▶ _BRIEF_
Would you set down every entry shown below, precisely as written?

▶ _ITEMS_
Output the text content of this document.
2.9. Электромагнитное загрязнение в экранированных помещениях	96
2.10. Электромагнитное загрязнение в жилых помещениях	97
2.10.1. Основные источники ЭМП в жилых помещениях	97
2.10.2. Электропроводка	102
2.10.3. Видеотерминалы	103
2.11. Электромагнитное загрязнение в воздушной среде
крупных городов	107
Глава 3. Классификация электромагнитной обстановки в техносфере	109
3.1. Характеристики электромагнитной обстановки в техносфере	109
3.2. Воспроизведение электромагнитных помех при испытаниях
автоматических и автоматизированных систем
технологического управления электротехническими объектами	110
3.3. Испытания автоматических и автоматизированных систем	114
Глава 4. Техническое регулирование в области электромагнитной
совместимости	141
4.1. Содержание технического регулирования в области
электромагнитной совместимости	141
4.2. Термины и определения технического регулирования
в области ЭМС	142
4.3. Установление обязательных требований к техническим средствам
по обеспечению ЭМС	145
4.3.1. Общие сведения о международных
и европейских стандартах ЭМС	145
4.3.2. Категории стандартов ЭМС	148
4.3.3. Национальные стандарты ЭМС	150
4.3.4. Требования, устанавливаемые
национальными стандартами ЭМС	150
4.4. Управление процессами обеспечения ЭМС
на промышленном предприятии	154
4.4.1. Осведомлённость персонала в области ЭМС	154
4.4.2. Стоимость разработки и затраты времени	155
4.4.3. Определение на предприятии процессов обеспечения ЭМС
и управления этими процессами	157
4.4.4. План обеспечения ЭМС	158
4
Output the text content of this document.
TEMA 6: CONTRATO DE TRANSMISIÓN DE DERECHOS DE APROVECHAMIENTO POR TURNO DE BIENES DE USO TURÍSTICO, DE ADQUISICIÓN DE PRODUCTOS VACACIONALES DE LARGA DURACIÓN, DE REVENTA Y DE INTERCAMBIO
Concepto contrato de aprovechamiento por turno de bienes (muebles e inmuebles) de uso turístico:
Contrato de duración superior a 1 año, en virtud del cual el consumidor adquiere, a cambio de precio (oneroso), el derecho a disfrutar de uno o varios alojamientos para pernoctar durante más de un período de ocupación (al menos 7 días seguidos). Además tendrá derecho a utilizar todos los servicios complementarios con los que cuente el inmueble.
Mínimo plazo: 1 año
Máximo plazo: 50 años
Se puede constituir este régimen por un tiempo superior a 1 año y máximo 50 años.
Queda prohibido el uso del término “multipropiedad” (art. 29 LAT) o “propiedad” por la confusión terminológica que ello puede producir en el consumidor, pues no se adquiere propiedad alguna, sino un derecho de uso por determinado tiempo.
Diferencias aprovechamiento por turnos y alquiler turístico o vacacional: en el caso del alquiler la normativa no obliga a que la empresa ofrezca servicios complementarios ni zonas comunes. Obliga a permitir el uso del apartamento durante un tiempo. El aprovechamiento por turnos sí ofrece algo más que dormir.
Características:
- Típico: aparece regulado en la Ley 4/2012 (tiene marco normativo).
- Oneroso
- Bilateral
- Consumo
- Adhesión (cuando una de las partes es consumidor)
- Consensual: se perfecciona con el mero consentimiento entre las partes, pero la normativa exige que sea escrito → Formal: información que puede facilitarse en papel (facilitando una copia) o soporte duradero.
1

▶ _RESPONSE TO THIS TASK_
Output the text content of this document.
2.9. Электромагнитное загрязнение в экранированных помещениях	96
2.10. Электромагнитное загрязнение в жилых помещениях	97
2.10.1. Основные источники ЭМП в жилых помещениях	97
2.10.2. Электропроводка	102
2.10.3. Видеотерминалы	103
2.11. Электромагнитное загрязнение в воздушной среде
крупных городов	107
Глава 3. Классификация электромагнитной обстановки в техносфере	109
3.1. Характеристики электромагнитной обстановки в техносфере	109
3.2. Воспроизведение электромагнитных помех при испытаниях
автоматических и автоматизированных систем
технологического управления электротехническими объектами	110
3.3. Испытания автоматических и автоматизированных систем	114
Глава 4. Техническое регулирование в области электромагнитной
совместимости	141
4.1. Содержание технического регулирования в области
электромагнитной совместимости	141
4.2. Термины и определения технического регулирования
в области ЭМС	142
4.3. Установление обязательных требований к техническим средствам
по обеспечению ЭМС	145
4.3.1. Общие сведения о международных
и европейских стандартах ЭМС	145
4.3.2. Категории стандартов ЭМС	148
4.3.3. Национальные стандарты ЭМС	150
4.3.4. Требования, устанавливаемые
национальными стандартами ЭМС	150
4.4. Управление процессами обеспечения ЭМС
на промышленном предприятии	154
4.4.1. Осведомлённость персонала в области ЭМС	154
4.4.2. Стоимость разработки и затраты времени	155
4.4.3. Определение на предприятии процессов обеспечения ЭМС
и управления этими процессами	157
4.4.4. План обеспечения ЭМС	158
4
Output the text content of this document.
TEMA 6: CONTRATO DE TRANSMISIÓN DE DERECHOS DE APROVECHAMIENTO POR TURNO DE BIENES DE USO TURÍSTICO, DE ADQUISICIÓN DE PRODUCTOS VACACIONALES DE LARGA DURACIÓN, DE REVENTA Y DE INTERCAMBIO
Concepto contrato de aprovechamiento por turno de bienes (muebles e inmuebles) de uso turístico:
Contrato de duración superior a 1 año, en virtud del cual el consumidor adquiere, a cambio de precio (oneroso), el derecho a disfrutar de uno o varios alojamientos para pernoctar durante más de un período de ocupación (al menos 7 días seguidos). Además tendrá derecho a utilizar todos los servicios complementarios con los que cuente el inmueble.
Mínimo plazo: 1 año
Máximo plazo: 50 años
Se puede constituir este régimen por un tiempo superior a 1 año y máximo 50 años.
Queda prohibido el uso del término “multipropiedad” (art. 29 LAT) o “propiedad” por la confusión terminológica que ello puede producir en el consumidor, pues no se adquiere propiedad alguna, sino un derecho de uso por determinado tiempo.
Diferencias aprovechamiento por turnos y alquiler turístico o vacacional: en el caso del alquiler la normativa no obliga a que la empresa ofrezca servicios complementarios ni zonas comunes. Obliga a permitir el uso del apartamento durante un tiempo. El aprovechamiento por turnos sí ofrece algo más que dormir.
Características:
- Típico: aparece regulado en la Ley 4/2012 (tiene marco normativo).
- Oneroso
- Bilateral
- Consumo
- Adhesión (cuando una de las partes es consumidor)
- Consensual: se perfecciona con el mero consentimiento entre las partes, pero la normativa exige que sea escrito → Formal: información que puede facilitarse en papel (facilitando una copia) o soporte duradero.
1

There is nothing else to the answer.